> Records to process
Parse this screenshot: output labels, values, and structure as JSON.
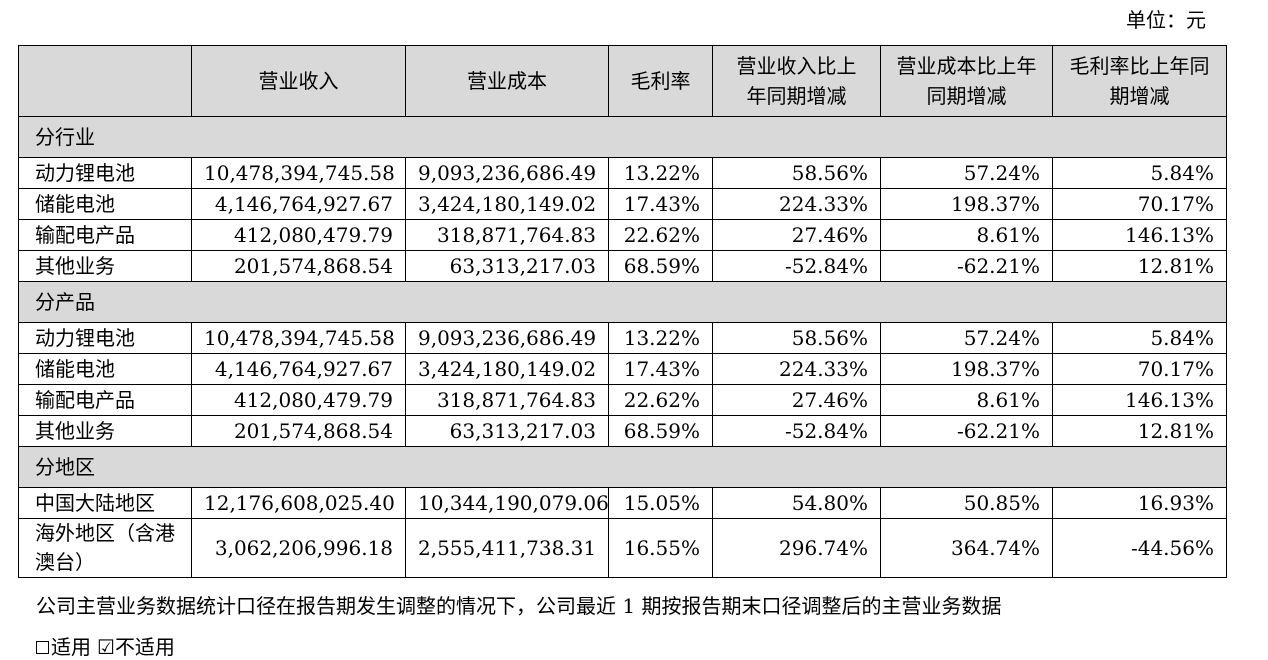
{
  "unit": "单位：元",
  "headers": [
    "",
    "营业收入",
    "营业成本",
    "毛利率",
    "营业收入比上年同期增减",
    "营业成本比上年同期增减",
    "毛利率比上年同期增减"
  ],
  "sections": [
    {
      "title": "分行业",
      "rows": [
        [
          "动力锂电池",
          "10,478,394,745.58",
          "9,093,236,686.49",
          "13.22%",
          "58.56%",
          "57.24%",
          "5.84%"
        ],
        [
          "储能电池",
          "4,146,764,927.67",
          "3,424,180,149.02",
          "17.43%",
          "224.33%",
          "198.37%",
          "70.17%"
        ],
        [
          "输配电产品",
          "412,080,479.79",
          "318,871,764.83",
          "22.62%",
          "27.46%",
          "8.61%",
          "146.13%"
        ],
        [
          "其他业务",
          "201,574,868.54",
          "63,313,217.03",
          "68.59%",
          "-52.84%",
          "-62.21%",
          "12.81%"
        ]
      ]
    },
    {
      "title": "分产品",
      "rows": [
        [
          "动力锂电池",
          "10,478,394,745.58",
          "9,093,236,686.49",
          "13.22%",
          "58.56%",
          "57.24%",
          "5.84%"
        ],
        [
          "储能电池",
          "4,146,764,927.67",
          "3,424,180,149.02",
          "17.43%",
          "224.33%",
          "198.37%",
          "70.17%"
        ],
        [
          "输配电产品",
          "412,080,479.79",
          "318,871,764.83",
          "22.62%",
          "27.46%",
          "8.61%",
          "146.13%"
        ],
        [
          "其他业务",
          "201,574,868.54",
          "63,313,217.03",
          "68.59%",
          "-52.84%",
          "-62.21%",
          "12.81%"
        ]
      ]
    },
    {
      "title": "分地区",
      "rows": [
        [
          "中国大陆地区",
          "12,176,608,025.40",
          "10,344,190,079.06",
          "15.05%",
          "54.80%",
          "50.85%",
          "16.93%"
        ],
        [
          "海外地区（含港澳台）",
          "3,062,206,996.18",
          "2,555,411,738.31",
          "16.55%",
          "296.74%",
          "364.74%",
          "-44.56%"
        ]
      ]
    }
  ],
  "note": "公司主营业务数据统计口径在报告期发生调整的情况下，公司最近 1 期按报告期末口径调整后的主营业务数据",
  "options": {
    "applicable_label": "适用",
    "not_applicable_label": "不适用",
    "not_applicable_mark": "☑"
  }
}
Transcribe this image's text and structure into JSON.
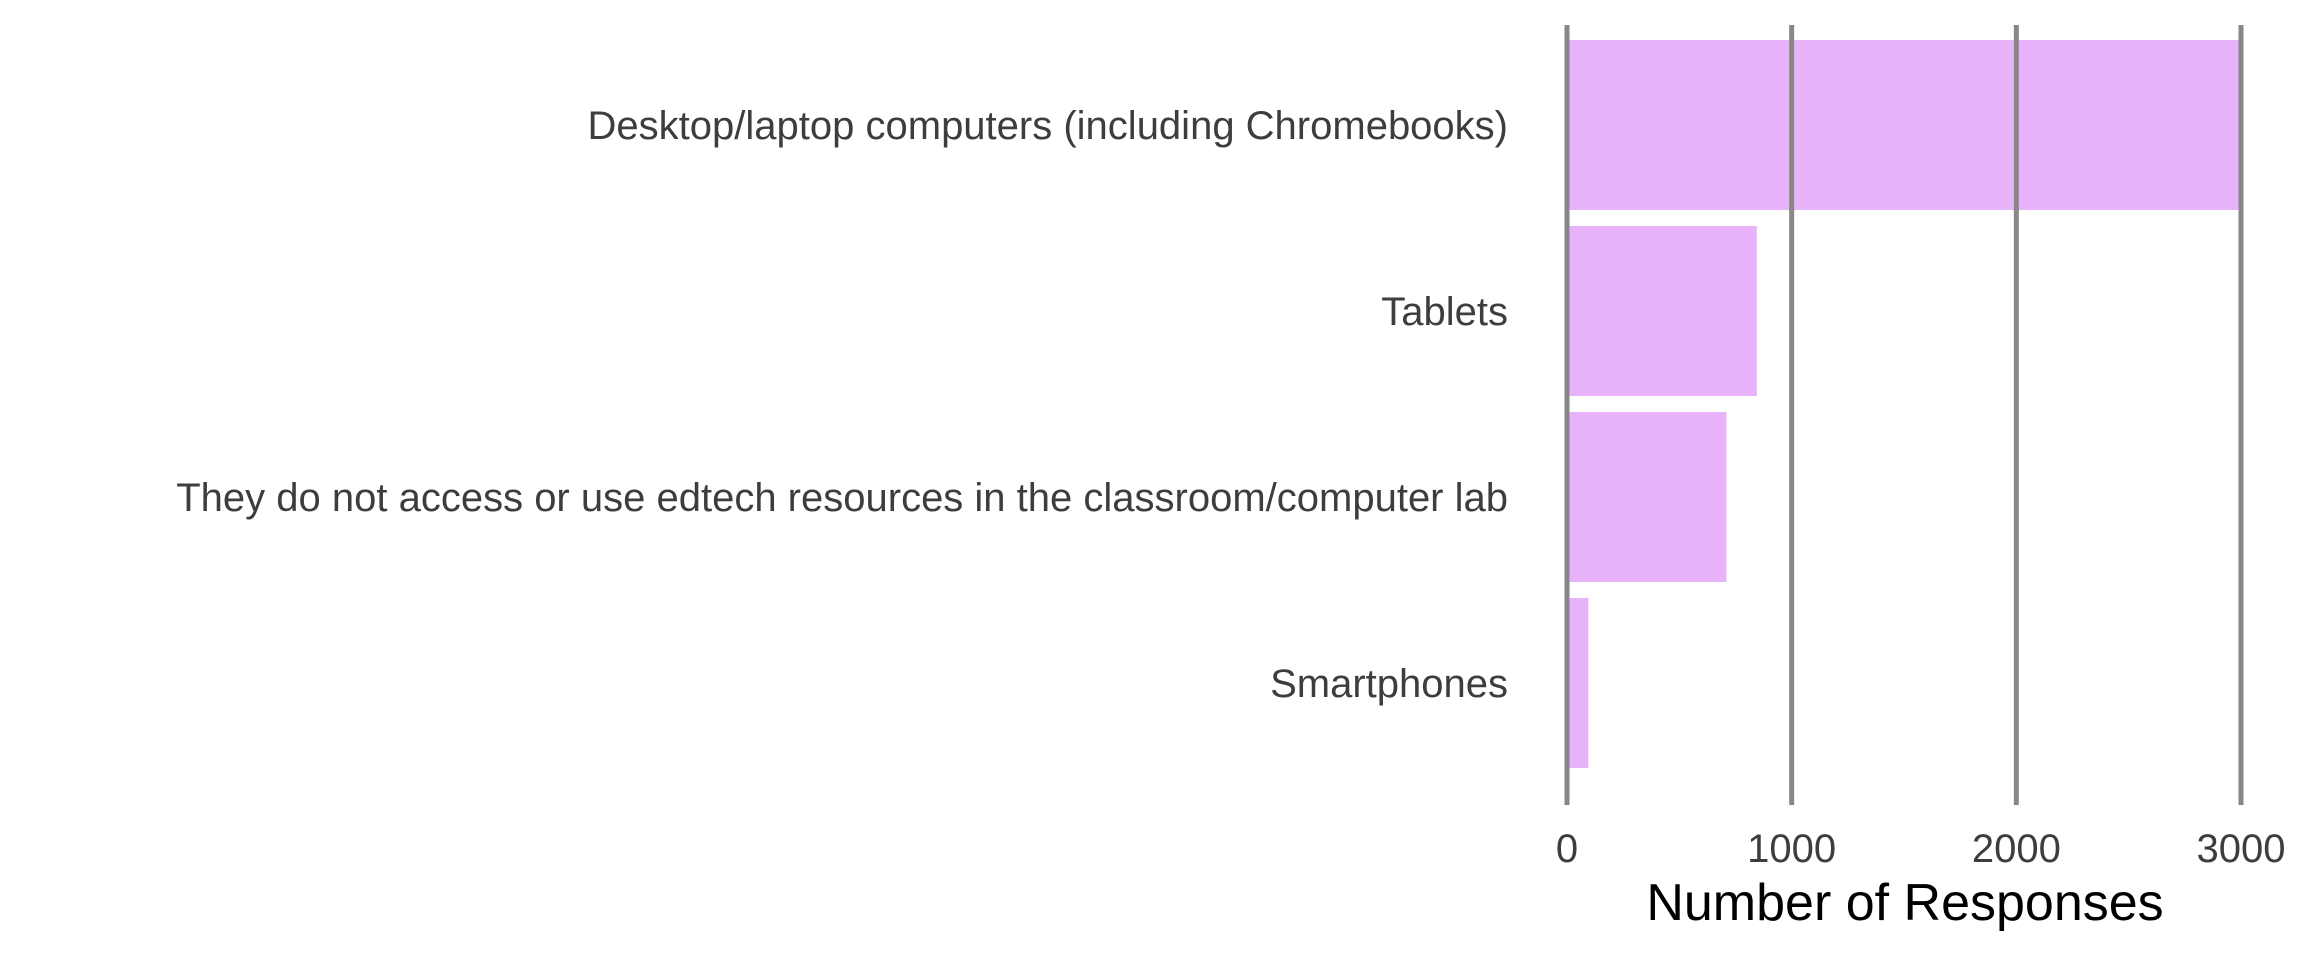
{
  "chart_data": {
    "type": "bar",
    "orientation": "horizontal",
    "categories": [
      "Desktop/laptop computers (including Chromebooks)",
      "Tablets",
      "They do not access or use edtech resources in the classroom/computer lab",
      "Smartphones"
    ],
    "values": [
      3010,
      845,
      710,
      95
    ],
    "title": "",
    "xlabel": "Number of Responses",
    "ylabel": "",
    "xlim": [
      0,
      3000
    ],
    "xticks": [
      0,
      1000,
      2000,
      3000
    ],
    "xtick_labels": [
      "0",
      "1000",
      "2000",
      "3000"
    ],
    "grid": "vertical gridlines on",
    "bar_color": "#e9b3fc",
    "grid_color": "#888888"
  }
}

> Description of the task
Each line of the material must be retyped exactly, except that images are omitted.

> Exercise output
Parse this screenshot: output labels, values, and structure as JSON.
{
  "unit": "单位：元",
  "headers": [
    "",
    "营业收入",
    "营业成本",
    "毛利率",
    "营业收入比上年同期增减",
    "营业成本比上年同期增减",
    "毛利率比上年同期增减"
  ],
  "sections": [
    {
      "title": "分行业",
      "rows": [
        [
          "动力锂电池",
          "10,478,394,745.58",
          "9,093,236,686.49",
          "13.22%",
          "58.56%",
          "57.24%",
          "5.84%"
        ],
        [
          "储能电池",
          "4,146,764,927.67",
          "3,424,180,149.02",
          "17.43%",
          "224.33%",
          "198.37%",
          "70.17%"
        ],
        [
          "输配电产品",
          "412,080,479.79",
          "318,871,764.83",
          "22.62%",
          "27.46%",
          "8.61%",
          "146.13%"
        ],
        [
          "其他业务",
          "201,574,868.54",
          "63,313,217.03",
          "68.59%",
          "-52.84%",
          "-62.21%",
          "12.81%"
        ]
      ]
    },
    {
      "title": "分产品",
      "rows": [
        [
          "动力锂电池",
          "10,478,394,745.58",
          "9,093,236,686.49",
          "13.22%",
          "58.56%",
          "57.24%",
          "5.84%"
        ],
        [
          "储能电池",
          "4,146,764,927.67",
          "3,424,180,149.02",
          "17.43%",
          "224.33%",
          "198.37%",
          "70.17%"
        ],
        [
          "输配电产品",
          "412,080,479.79",
          "318,871,764.83",
          "22.62%",
          "27.46%",
          "8.61%",
          "146.13%"
        ],
        [
          "其他业务",
          "201,574,868.54",
          "63,313,217.03",
          "68.59%",
          "-52.84%",
          "-62.21%",
          "12.81%"
        ]
      ]
    },
    {
      "title": "分地区",
      "rows": [
        [
          "中国大陆地区",
          "12,176,608,025.40",
          "10,344,190,079.06",
          "15.05%",
          "54.80%",
          "50.85%",
          "16.93%"
        ],
        [
          "海外地区（含港澳台）",
          "3,062,206,996.18",
          "2,555,411,738.31",
          "16.55%",
          "296.74%",
          "364.74%",
          "-44.56%"
        ]
      ]
    }
  ],
  "note": "公司主营业务数据统计口径在报告期发生调整的情况下，公司最近 1 期按报告期末口径调整后的主营业务数据",
  "options": {
    "applicable_label": "适用",
    "not_applicable_label": "不适用",
    "not_applicable_mark": "☑"
  }
}
Transcribe this image's text and structure into JSON.
{
  "chart_data": {
    "type": "bar",
    "orientation": "horizontal",
    "categories": [
      "Desktop/laptop computers (including Chromebooks)",
      "Tablets",
      "They do not access or use edtech resources in the classroom/computer lab",
      "Smartphones"
    ],
    "values": [
      3010,
      845,
      710,
      95
    ],
    "title": "",
    "xlabel": "Number of Responses",
    "ylabel": "",
    "xlim": [
      0,
      3000
    ],
    "xticks": [
      0,
      1000,
      2000,
      3000
    ],
    "xtick_labels": [
      "0",
      "1000",
      "2000",
      "3000"
    ],
    "grid": "vertical gridlines on",
    "bar_color": "#e9b3fc",
    "grid_color": "#888888"
  }
}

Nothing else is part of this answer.